**TASK DIRECTIONS**
Extract all records. Keep each one exact.

**DATASET RECORDS**
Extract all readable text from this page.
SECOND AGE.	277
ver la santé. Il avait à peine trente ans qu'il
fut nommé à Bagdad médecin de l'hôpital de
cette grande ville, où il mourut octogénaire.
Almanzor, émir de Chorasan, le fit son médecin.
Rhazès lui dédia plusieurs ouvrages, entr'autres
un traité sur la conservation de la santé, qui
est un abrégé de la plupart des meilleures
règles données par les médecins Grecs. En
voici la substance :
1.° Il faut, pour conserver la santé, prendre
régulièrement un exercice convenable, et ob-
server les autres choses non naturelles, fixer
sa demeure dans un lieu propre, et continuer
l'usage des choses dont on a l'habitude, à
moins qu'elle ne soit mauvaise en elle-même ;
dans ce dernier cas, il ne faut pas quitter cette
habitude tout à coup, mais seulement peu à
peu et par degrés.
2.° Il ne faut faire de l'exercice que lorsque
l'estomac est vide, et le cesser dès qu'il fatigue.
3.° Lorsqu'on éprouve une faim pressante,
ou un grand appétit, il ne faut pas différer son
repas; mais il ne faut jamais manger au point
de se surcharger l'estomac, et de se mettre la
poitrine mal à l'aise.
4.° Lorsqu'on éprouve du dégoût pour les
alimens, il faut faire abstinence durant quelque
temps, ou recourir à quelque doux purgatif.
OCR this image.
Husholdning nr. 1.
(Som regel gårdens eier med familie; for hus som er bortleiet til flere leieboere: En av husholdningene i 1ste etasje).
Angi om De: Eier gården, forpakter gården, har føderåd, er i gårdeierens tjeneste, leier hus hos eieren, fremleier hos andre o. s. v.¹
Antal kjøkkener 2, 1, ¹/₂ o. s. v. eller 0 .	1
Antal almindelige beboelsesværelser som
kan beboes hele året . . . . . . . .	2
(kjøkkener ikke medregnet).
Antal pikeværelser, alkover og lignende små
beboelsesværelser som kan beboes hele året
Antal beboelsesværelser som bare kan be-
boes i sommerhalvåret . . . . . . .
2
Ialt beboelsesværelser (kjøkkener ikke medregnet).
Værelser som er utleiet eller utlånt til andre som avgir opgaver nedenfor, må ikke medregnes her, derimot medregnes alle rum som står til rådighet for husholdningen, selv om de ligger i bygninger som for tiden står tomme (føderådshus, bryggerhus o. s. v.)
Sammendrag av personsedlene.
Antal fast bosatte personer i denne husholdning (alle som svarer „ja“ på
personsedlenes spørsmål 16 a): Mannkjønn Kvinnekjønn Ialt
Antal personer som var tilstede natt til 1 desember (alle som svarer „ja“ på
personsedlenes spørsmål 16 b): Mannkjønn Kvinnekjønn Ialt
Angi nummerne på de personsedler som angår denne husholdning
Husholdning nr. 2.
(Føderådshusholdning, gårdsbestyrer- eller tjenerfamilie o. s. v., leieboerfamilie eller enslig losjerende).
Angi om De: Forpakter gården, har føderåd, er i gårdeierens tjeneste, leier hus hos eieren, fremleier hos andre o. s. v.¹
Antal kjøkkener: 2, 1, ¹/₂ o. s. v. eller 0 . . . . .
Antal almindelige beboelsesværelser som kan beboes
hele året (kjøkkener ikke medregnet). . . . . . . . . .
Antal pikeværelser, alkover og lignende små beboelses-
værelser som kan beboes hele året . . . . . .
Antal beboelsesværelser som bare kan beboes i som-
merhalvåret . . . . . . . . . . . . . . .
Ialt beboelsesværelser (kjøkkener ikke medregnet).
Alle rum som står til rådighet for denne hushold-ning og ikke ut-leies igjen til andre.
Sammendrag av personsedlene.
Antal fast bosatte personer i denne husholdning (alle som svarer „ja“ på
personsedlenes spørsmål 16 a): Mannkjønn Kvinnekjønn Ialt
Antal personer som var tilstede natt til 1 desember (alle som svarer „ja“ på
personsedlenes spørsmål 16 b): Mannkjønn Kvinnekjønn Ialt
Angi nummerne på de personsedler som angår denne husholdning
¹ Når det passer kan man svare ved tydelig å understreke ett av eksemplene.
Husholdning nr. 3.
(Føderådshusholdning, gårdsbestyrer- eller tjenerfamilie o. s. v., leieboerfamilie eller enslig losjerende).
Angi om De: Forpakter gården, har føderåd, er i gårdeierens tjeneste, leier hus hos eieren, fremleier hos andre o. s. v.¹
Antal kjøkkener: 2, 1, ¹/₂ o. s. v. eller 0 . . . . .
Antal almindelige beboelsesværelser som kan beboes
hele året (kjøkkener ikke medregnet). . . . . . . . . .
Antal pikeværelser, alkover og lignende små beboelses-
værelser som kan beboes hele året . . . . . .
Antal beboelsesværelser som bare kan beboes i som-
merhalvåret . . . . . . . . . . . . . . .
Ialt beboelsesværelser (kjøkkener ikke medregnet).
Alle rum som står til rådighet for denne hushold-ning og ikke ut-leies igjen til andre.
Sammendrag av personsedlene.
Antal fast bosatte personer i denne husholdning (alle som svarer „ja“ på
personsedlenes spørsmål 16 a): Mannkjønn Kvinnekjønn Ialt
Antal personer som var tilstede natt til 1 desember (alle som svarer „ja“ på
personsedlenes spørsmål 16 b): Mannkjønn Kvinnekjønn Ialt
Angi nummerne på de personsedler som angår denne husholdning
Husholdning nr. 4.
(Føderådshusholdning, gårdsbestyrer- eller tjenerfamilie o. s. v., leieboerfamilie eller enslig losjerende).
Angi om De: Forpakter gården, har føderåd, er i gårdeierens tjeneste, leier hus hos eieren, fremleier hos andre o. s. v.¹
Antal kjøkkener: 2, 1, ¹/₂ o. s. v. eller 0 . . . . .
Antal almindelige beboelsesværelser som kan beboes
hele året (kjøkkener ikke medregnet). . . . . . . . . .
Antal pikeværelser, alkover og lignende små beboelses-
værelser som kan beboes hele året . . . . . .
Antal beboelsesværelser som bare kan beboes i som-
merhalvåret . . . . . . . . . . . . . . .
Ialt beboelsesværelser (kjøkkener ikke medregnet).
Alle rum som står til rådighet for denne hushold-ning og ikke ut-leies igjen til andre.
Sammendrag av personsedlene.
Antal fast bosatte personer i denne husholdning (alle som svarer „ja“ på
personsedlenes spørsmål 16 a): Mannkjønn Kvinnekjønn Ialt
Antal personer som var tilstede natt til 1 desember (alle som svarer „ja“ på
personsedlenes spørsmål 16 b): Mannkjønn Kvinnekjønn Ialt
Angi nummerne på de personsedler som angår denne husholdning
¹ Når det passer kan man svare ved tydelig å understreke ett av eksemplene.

**PROBLEM SOLUTION**
Extract all readable text from this page.
SECOND AGE.	277
ver la santé. Il avait à peine trente ans qu'il
fut nommé à Bagdad médecin de l'hôpital de
cette grande ville, où il mourut octogénaire.
Almanzor, émir de Chorasan, le fit son médecin.
Rhazès lui dédia plusieurs ouvrages, entr'autres
un traité sur la conservation de la santé, qui
est un abrégé de la plupart des meilleures
règles données par les médecins Grecs. En
voici la substance :
1.° Il faut, pour conserver la santé, prendre
régulièrement un exercice convenable, et ob-
server les autres choses non naturelles, fixer
sa demeure dans un lieu propre, et continuer
l'usage des choses dont on a l'habitude, à
moins qu'elle ne soit mauvaise en elle-même ;
dans ce dernier cas, il ne faut pas quitter cette
habitude tout à coup, mais seulement peu à
peu et par degrés.
2.° Il ne faut faire de l'exercice que lorsque
l'estomac est vide, et le cesser dès qu'il fatigue.
3.° Lorsqu'on éprouve une faim pressante,
ou un grand appétit, il ne faut pas différer son
repas; mais il ne faut jamais manger au point
de se surcharger l'estomac, et de se mettre la
poitrine mal à l'aise.
4.° Lorsqu'on éprouve du dégoût pour les
alimens, il faut faire abstinence durant quelque
temps, ou recourir à quelque doux purgatif.
OCR this image.
Husholdning nr. 1.
(Som regel gårdens eier med familie; for hus som er bortleiet til flere leieboere: En av husholdningene i 1ste etasje).
Angi om De: Eier gården, forpakter gården, har føderåd, er i gårdeierens tjeneste, leier hus hos eieren, fremleier hos andre o. s. v.¹
Antal kjøkkener 2, 1, ¹/₂ o. s. v. eller 0 .	1
Antal almindelige beboelsesværelser som
kan beboes hele året . . . . . . . .	2
(kjøkkener ikke medregnet).
Antal pikeværelser, alkover og lignende små
beboelsesværelser som kan beboes hele året
Antal beboelsesværelser som bare kan be-
boes i sommerhalvåret . . . . . . .
2
Ialt beboelsesværelser (kjøkkener ikke medregnet).
Værelser som er utleiet eller utlånt til andre som avgir opgaver nedenfor, må ikke medregnes her, derimot medregnes alle rum som står til rådighet for husholdningen, selv om de ligger i bygninger som for tiden står tomme (føderådshus, bryggerhus o. s. v.)
Sammendrag av personsedlene.
Antal fast bosatte personer i denne husholdning (alle som svarer „ja“ på
personsedlenes spørsmål 16 a): Mannkjønn Kvinnekjønn Ialt
Antal personer som var tilstede natt til 1 desember (alle som svarer „ja“ på
personsedlenes spørsmål 16 b): Mannkjønn Kvinnekjønn Ialt
Angi nummerne på de personsedler som angår denne husholdning
Husholdning nr. 2.
(Føderådshusholdning, gårdsbestyrer- eller tjenerfamilie o. s. v., leieboerfamilie eller enslig losjerende).
Angi om De: Forpakter gården, har føderåd, er i gårdeierens tjeneste, leier hus hos eieren, fremleier hos andre o. s. v.¹
Antal kjøkkener: 2, 1, ¹/₂ o. s. v. eller 0 . . . . .
Antal almindelige beboelsesværelser som kan beboes
hele året (kjøkkener ikke medregnet). . . . . . . . . .
Antal pikeværelser, alkover og lignende små beboelses-
værelser som kan beboes hele året . . . . . .
Antal beboelsesværelser som bare kan beboes i som-
merhalvåret . . . . . . . . . . . . . . .
Ialt beboelsesværelser (kjøkkener ikke medregnet).
Alle rum som står til rådighet for denne hushold-ning og ikke ut-leies igjen til andre.
Sammendrag av personsedlene.
Antal fast bosatte personer i denne husholdning (alle som svarer „ja“ på
personsedlenes spørsmål 16 a): Mannkjønn Kvinnekjønn Ialt
Antal personer som var tilstede natt til 1 desember (alle som svarer „ja“ på
personsedlenes spørsmål 16 b): Mannkjønn Kvinnekjønn Ialt
Angi nummerne på de personsedler som angår denne husholdning
¹ Når det passer kan man svare ved tydelig å understreke ett av eksemplene.
Husholdning nr. 3.
(Føderådshusholdning, gårdsbestyrer- eller tjenerfamilie o. s. v., leieboerfamilie eller enslig losjerende).
Angi om De: Forpakter gården, har føderåd, er i gårdeierens tjeneste, leier hus hos eieren, fremleier hos andre o. s. v.¹
Antal kjøkkener: 2, 1, ¹/₂ o. s. v. eller 0 . . . . .
Antal almindelige beboelsesværelser som kan beboes
hele året (kjøkkener ikke medregnet). . . . . . . . . .
Antal pikeværelser, alkover og lignende små beboelses-
værelser som kan beboes hele året . . . . . .
Antal beboelsesværelser som bare kan beboes i som-
merhalvåret . . . . . . . . . . . . . . .
Ialt beboelsesværelser (kjøkkener ikke medregnet).
Alle rum som står til rådighet for denne hushold-ning og ikke ut-leies igjen til andre.
Sammendrag av personsedlene.
Antal fast bosatte personer i denne husholdning (alle som svarer „ja“ på
personsedlenes spørsmål 16 a): Mannkjønn Kvinnekjønn Ialt
Antal personer som var tilstede natt til 1 desember (alle som svarer „ja“ på
personsedlenes spørsmål 16 b): Mannkjønn Kvinnekjønn Ialt
Angi nummerne på de personsedler som angår denne husholdning
Husholdning nr. 4.
(Føderådshusholdning, gårdsbestyrer- eller tjenerfamilie o. s. v., leieboerfamilie eller enslig losjerende).
Angi om De: Forpakter gården, har føderåd, er i gårdeierens tjeneste, leier hus hos eieren, fremleier hos andre o. s. v.¹
Antal kjøkkener: 2, 1, ¹/₂ o. s. v. eller 0 . . . . .
Antal almindelige beboelsesværelser som kan beboes
hele året (kjøkkener ikke medregnet). . . . . . . . . .
Antal pikeværelser, alkover og lignende små beboelses-
værelser som kan beboes hele året . . . . . .
Antal beboelsesværelser som bare kan beboes i som-
merhalvåret . . . . . . . . . . . . . . .
Ialt beboelsesværelser (kjøkkener ikke medregnet).
Alle rum som står til rådighet for denne hushold-ning og ikke ut-leies igjen til andre.
Sammendrag av personsedlene.
Antal fast bosatte personer i denne husholdning (alle som svarer „ja“ på
personsedlenes spørsmål 16 a): Mannkjønn Kvinnekjønn Ialt
Antal personer som var tilstede natt til 1 desember (alle som svarer „ja“ på
personsedlenes spørsmål 16 b): Mannkjønn Kvinnekjønn Ialt
Angi nummerne på de personsedler som angår denne husholdning
¹ Når det passer kan man svare ved tydelig å understreke ett av eksemplene.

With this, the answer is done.